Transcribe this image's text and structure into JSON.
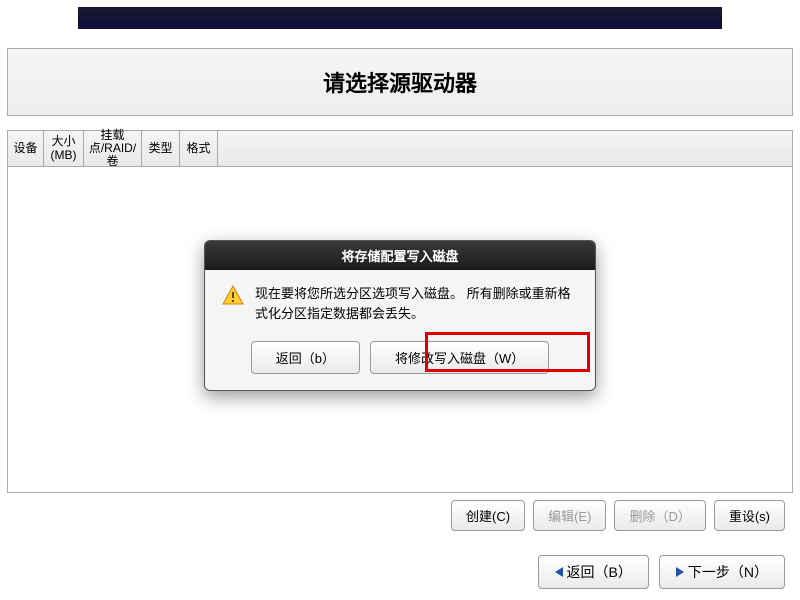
{
  "header": {
    "title": "请选择源驱动器"
  },
  "table": {
    "headers": [
      "设备",
      "大小(MB)",
      "挂载点/RAID/卷",
      "类型",
      "格式"
    ]
  },
  "modal": {
    "title": "将存储配置写入磁盘",
    "message": "现在要将您所选分区选项写入磁盘。 所有删除或重新格式化分区指定数据都会丢失。",
    "back_label": "返回（b）",
    "write_label": "将修改写入磁盘（W）"
  },
  "actions": {
    "create": "创建(C)",
    "edit": "编辑(E)",
    "delete": "删除（D）",
    "reset": "重设(s)"
  },
  "nav": {
    "back": "返回（B）",
    "next": "下一步（N）"
  }
}
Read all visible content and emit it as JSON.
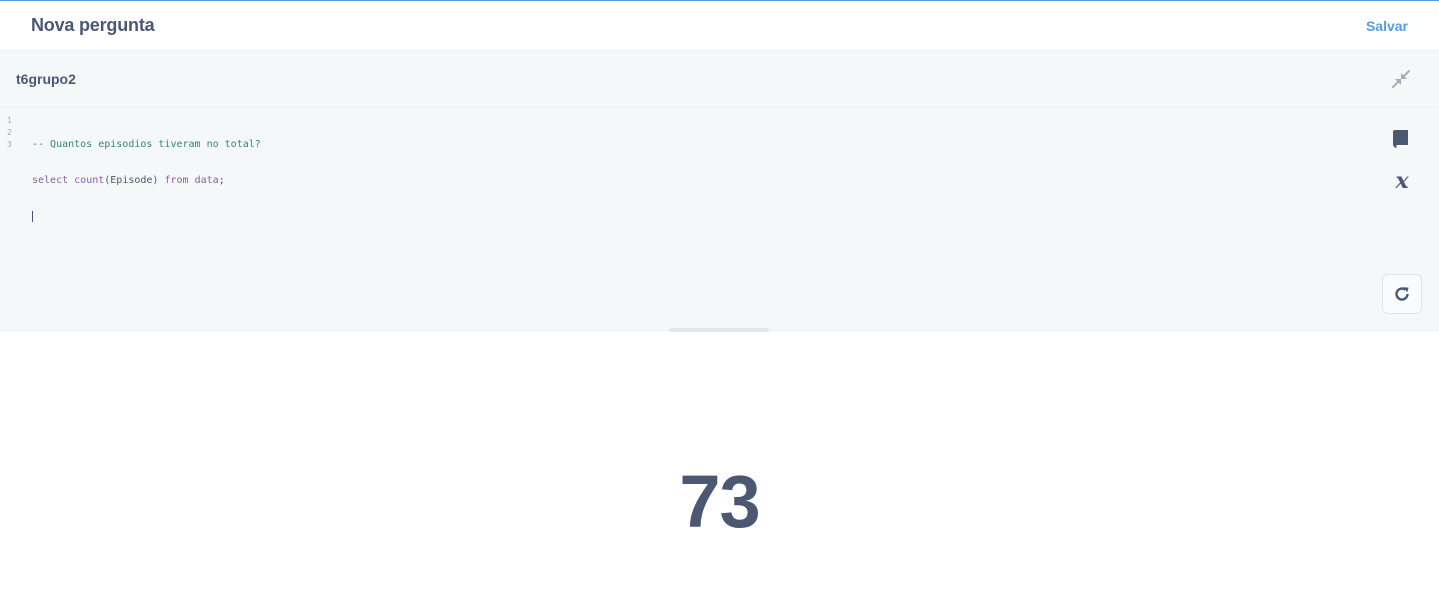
--
* Exercise instructions
Write out all the records again, exactly, minus any pictures.

* The response
Transcribe this image's text and structure into JSON.
{
  "header": {
    "title": "请选择源驱动器"
  },
  "table": {
    "headers": [
      "设备",
      "大小(MB)",
      "挂载点/RAID/卷",
      "类型",
      "格式"
    ]
  },
  "modal": {
    "title": "将存储配置写入磁盘",
    "message": "现在要将您所选分区选项写入磁盘。 所有删除或重新格式化分区指定数据都会丢失。",
    "back_label": "返回（b）",
    "write_label": "将修改写入磁盘（W）"
  },
  "actions": {
    "create": "创建(C)",
    "edit": "编辑(E)",
    "delete": "删除（D）",
    "reset": "重设(s)"
  },
  "nav": {
    "back": "返回（B）",
    "next": "下一步（N）"
  }
}
Read all visible content and emit it as JSON.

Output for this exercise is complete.